_Required work_. Gather every line in the records below that contains the word "advisor".

_Entries provided_.
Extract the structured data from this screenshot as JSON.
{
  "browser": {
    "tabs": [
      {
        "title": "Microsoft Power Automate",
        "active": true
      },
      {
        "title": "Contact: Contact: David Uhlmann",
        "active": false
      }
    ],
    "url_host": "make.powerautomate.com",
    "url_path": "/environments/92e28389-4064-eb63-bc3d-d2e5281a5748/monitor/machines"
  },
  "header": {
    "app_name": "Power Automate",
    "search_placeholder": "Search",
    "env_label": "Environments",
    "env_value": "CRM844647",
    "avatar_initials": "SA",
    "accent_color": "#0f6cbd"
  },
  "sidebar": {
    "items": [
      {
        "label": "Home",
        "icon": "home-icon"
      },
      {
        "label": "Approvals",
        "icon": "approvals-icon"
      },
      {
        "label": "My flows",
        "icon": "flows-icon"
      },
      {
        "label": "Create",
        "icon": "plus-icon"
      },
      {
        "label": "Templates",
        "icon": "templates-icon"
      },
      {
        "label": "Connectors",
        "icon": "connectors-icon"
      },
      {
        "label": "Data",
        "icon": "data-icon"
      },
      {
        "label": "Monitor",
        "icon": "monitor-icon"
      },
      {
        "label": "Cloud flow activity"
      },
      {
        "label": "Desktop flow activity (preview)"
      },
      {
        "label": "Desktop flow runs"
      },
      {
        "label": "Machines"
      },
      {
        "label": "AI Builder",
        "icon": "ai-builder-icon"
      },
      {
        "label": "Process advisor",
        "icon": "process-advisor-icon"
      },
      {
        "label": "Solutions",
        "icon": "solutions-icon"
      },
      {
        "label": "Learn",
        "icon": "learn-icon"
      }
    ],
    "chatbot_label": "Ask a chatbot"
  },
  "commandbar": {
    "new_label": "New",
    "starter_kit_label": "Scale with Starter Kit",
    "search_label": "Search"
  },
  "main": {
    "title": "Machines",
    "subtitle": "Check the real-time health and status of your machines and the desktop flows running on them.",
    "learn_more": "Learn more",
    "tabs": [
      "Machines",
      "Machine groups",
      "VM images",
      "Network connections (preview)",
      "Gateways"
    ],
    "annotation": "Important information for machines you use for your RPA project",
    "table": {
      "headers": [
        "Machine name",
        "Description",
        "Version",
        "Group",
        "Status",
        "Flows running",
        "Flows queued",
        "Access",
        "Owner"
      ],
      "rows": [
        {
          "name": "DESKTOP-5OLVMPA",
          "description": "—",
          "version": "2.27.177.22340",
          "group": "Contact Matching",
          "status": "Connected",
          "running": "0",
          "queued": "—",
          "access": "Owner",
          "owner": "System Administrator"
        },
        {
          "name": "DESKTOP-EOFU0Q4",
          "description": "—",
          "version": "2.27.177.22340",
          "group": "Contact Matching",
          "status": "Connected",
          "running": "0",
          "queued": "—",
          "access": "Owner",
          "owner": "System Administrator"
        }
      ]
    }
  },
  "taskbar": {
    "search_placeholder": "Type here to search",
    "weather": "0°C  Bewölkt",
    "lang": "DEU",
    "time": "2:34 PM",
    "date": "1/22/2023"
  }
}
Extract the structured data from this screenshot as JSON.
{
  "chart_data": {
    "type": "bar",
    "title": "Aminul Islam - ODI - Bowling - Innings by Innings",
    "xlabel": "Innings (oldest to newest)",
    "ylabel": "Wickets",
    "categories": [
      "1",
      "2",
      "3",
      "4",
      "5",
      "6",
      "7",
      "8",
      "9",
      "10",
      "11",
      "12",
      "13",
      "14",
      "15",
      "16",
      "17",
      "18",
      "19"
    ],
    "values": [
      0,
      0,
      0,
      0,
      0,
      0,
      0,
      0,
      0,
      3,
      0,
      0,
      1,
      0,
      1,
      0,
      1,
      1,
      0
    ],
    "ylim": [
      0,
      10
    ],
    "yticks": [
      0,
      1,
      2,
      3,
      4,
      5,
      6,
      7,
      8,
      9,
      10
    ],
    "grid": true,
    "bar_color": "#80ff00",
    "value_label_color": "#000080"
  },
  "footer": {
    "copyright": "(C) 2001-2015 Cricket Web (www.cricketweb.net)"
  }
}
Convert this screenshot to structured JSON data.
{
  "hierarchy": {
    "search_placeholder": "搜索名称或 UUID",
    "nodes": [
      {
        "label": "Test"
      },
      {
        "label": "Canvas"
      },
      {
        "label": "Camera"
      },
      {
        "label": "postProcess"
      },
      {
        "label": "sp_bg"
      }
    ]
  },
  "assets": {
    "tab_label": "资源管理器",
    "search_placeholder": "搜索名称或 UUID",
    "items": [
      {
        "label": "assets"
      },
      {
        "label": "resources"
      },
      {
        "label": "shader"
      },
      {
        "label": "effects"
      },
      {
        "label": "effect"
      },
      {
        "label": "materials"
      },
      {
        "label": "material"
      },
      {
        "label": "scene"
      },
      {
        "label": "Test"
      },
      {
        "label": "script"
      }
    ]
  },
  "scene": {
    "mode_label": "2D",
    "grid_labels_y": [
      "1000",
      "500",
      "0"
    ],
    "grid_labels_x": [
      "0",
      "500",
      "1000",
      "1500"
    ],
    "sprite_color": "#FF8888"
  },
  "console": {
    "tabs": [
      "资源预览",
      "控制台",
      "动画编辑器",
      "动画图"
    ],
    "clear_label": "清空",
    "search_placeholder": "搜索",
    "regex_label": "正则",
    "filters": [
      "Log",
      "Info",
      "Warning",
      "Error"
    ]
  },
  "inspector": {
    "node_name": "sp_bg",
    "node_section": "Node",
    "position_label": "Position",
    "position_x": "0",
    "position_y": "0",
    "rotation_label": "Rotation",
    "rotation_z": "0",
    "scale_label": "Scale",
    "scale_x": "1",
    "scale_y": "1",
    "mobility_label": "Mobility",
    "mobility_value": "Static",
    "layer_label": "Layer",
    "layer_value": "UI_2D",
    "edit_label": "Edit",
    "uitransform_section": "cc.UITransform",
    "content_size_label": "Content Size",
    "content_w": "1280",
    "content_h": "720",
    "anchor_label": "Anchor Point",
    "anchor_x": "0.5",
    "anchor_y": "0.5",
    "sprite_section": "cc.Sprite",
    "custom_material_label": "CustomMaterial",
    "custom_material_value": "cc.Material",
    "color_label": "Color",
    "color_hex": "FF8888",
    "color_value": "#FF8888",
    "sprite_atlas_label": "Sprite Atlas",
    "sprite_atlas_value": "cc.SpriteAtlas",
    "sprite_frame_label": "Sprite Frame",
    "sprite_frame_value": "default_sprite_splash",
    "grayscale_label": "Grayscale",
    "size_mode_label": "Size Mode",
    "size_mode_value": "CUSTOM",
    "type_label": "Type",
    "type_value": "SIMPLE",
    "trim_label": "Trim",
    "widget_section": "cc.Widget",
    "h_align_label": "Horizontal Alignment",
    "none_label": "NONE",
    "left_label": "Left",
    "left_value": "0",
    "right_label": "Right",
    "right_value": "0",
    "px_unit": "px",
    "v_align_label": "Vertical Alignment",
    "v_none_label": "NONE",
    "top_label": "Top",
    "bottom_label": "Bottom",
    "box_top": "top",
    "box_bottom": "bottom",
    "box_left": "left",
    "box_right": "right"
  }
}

_Complete output_.
        "label": "Process advisor",
        "icon": "process-advisor-icon"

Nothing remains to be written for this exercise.